• _Request_
Leave out the pictures and copy each record below exactly.

*** Recorded data ***

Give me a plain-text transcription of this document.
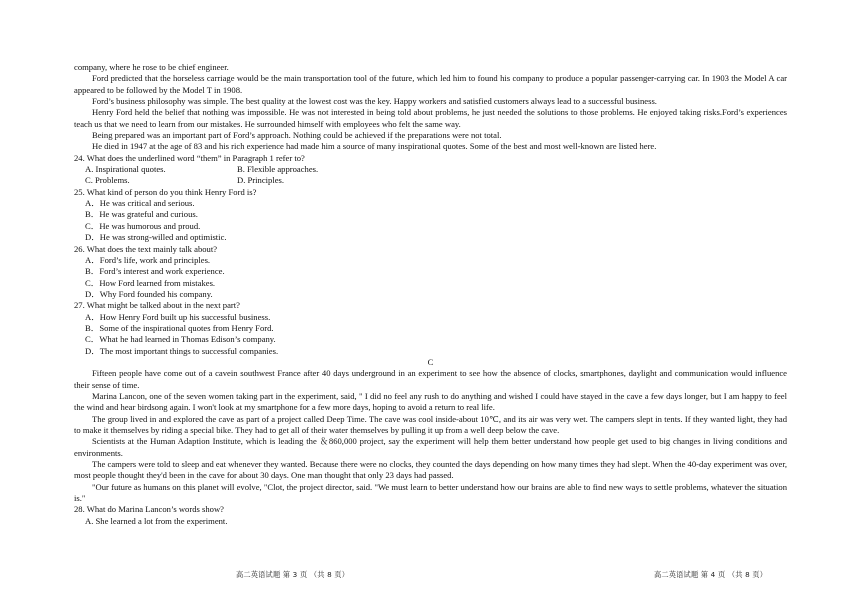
company, where he rose to be chief engineer.

Ford predicted that the horseless carriage would be the main transportation tool of the future, which led him to found his company to produce a popular passenger-carrying car. In 1903 the Model A car appeared to be followed by the Model T in 1908.

Ford’s business philosophy was simple. The best quality at the lowest cost was the key. Happy workers and satisfied customers always lead to a successful business.

Henry Ford held the belief that nothing was impossible. He was not interested in being told about problems, he just needed the solutions to those problems. He enjoyed taking risks.Ford’s experiences teach us that we need to learn from our mistakes. He surrounded himself with employees who felt the same way.

Being prepared was an important part of Ford’s approach. Nothing could be achieved if the preparations were not total.

He died in 1947 at the age of 83 and his rich experience had made him a source of many inspirational quotes. Some of the best and most well-known are listed here.

24. What does the underlined word “them” in Paragraph 1 refer to?

A. Inspirational quotes.	B. Flexible approaches.
C. Problems.	D. Principles.

25. What kind of person do you think Henry Ford is?

A．He was critical and serious.

B．He was grateful and curious.

C．He was humorous and proud.

D．He was strong-willed and optimistic.

26. What does the text mainly talk about?

A．Ford’s life, work and principles.

B．Ford’s interest and work experience.

C．How Ford learned from mistakes.

D．Why Ford founded his company.

27. What might be talked about in the next part?

A．How Henry Ford built up his successful business.

B．Some of the inspirational quotes from Henry Ford.

C．What he had learned in Thomas Edison’s company.

D．The most important things to successful companies.

C

Fifteen people have come out of a cavein southwest France after 40 days underground in an experiment to see how the absence of clocks, smartphones, daylight and communication would influence their sense of time.

Marina Lancon, one of the seven women taking part in the experiment, said, " I did no feel any rush to do anything and wished I could have stayed in the cave a few days longer, but I am happy to feel the wind and hear birdsong again. I won't look at my smartphone for a few more days, hoping to avoid a return to real life.

The group lived in and explored the cave as part of a project called Deep Time. The cave was cool inside-about 10℃, and its air was very wet. The campers slept in tents. If they wanted light, they had to make it themselves by riding a special bike. They had to get all of their water themselves by pulling it up from a well deep below the cave.

Scientists at the Human Adaption Institute, which is leading the ＆860,000 project, say the experiment will help them better understand how people get used to big changes in living conditions and environments.

The campers were told to sleep and eat whenever they wanted. Because there were no clocks, they counted the days depending on how many times they had slept. When the 40-day experiment was over, most people thought they'd been in the cave for about 30 days. One man thought that only 23 days had passed.

"Our future as humans on this planet will evolve, "Clot, the project director, said. "We must learn to better understand how our brains are able to find new ways to settle problems, whatever the situation is."

28. What do Marina Lancon’s words show?

A. She learned a lot from the experiment.

高二英语试题 第 3 页 （共 8 页）	高二英语试题 第 4 页 （共 8 页）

***

• _Exercise answer_
Give me a plain-text transcription of this document.
company, where he rose to be chief engineer.

Ford predicted that the horseless carriage would be the main transportation tool of the future, which led him to found his company to produce a popular passenger-carrying car. In 1903 the Model A car appeared to be followed by the Model T in 1908.

Ford’s business philosophy was simple. The best quality at the lowest cost was the key. Happy workers and satisfied customers always lead to a successful business.

Henry Ford held the belief that nothing was impossible. He was not interested in being told about problems, he just needed the solutions to those problems. He enjoyed taking risks.Ford’s experiences teach us that we need to learn from our mistakes. He surrounded himself with employees who felt the same way.

Being prepared was an important part of Ford’s approach. Nothing could be achieved if the preparations were not total.

He died in 1947 at the age of 83 and his rich experience had made him a source of many inspirational quotes. Some of the best and most well-known are listed here.

24. What does the underlined word “them” in Paragraph 1 refer to?

A. Inspirational quotes.	B. Flexible approaches.
C. Problems.	D. Principles.

25. What kind of person do you think Henry Ford is?

A．He was critical and serious.

B．He was grateful and curious.

C．He was humorous and proud.

D．He was strong-willed and optimistic.

26. What does the text mainly talk about?

A．Ford’s life, work and principles.

B．Ford’s interest and work experience.

C．How Ford learned from mistakes.

D．Why Ford founded his company.

27. What might be talked about in the next part?

A．How Henry Ford built up his successful business.

B．Some of the inspirational quotes from Henry Ford.

C．What he had learned in Thomas Edison’s company.

D．The most important things to successful companies.

C

Fifteen people have come out of a cavein southwest France after 40 days underground in an experiment to see how the absence of clocks, smartphones, daylight and communication would influence their sense of time.

Marina Lancon, one of the seven women taking part in the experiment, said, " I did no feel any rush to do anything and wished I could have stayed in the cave a few days longer, but I am happy to feel the wind and hear birdsong again. I won't look at my smartphone for a few more days, hoping to avoid a return to real life.

The group lived in and explored the cave as part of a project called Deep Time. The cave was cool inside-about 10℃, and its air was very wet. The campers slept in tents. If they wanted light, they had to make it themselves by riding a special bike. They had to get all of their water themselves by pulling it up from a well deep below the cave.

Scientists at the Human Adaption Institute, which is leading the ＆860,000 project, say the experiment will help them better understand how people get used to big changes in living conditions and environments.

The campers were told to sleep and eat whenever they wanted. Because there were no clocks, they counted the days depending on how many times they had slept. When the 40-day experiment was over, most people thought they'd been in the cave for about 30 days. One man thought that only 23 days had passed.

"Our future as humans on this planet will evolve, "Clot, the project director, said. "We must learn to better understand how our brains are able to find new ways to settle problems, whatever the situation is."

28. What do Marina Lancon’s words show?

A. She learned a lot from the experiment.

高二英语试题 第 3 页 （共 8 页）	高二英语试题 第 4 页 （共 8 页）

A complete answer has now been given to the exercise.